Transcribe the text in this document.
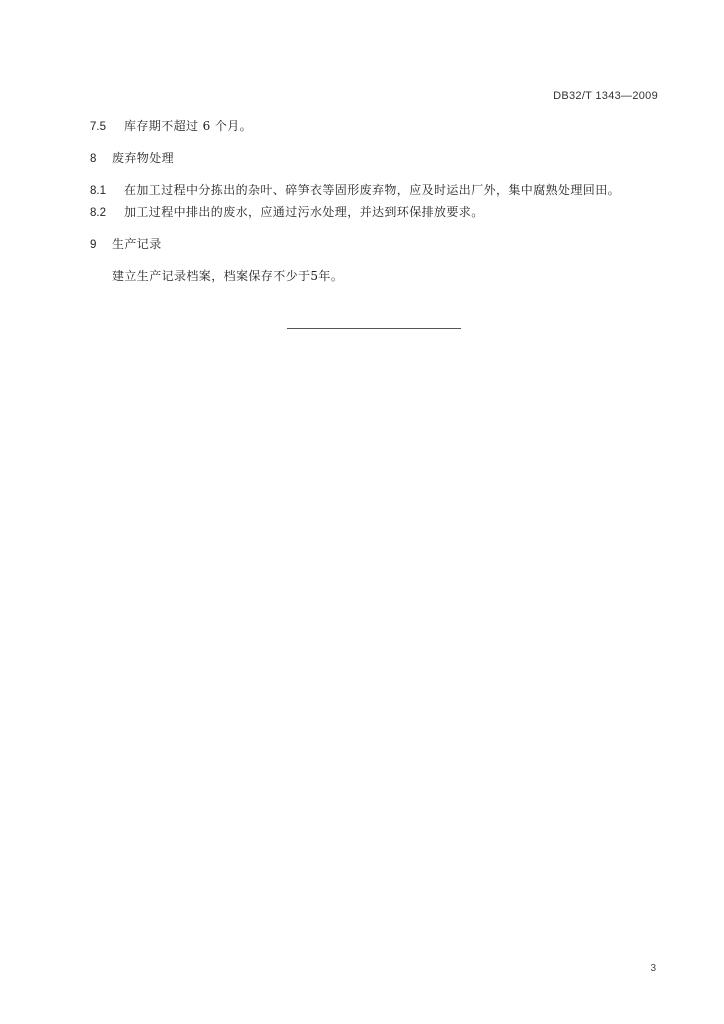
DB32/T 1343—2009
7.5 库存期不超过 6 个月。
8 废弃物处理
8.1 在加工过程中分拣出的杂叶、碎笋衣等固形废弃物，应及时运出厂外，集中腐熟处理回田。
8.2 加工过程中排出的废水，应通过污水处理，并达到环保排放要求。
9 生产记录
建立生产记录档案，档案保存不少于5年。
3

★ ★ ★ ★

Written problem: Give the entries again word for word, but skip the pictures.

Solution to the exercise:
Transcribe the text in this document.
DB32/T 1343—2009
7.5 库存期不超过 6 个月。
8 废弃物处理
8.1 在加工过程中分拣出的杂叶、碎笋衣等固形废弃物，应及时运出厂外，集中腐熟处理回田。
8.2 加工过程中排出的废水，应通过污水处理，并达到环保排放要求。
9 生产记录
建立生产记录档案，档案保存不少于5年。
3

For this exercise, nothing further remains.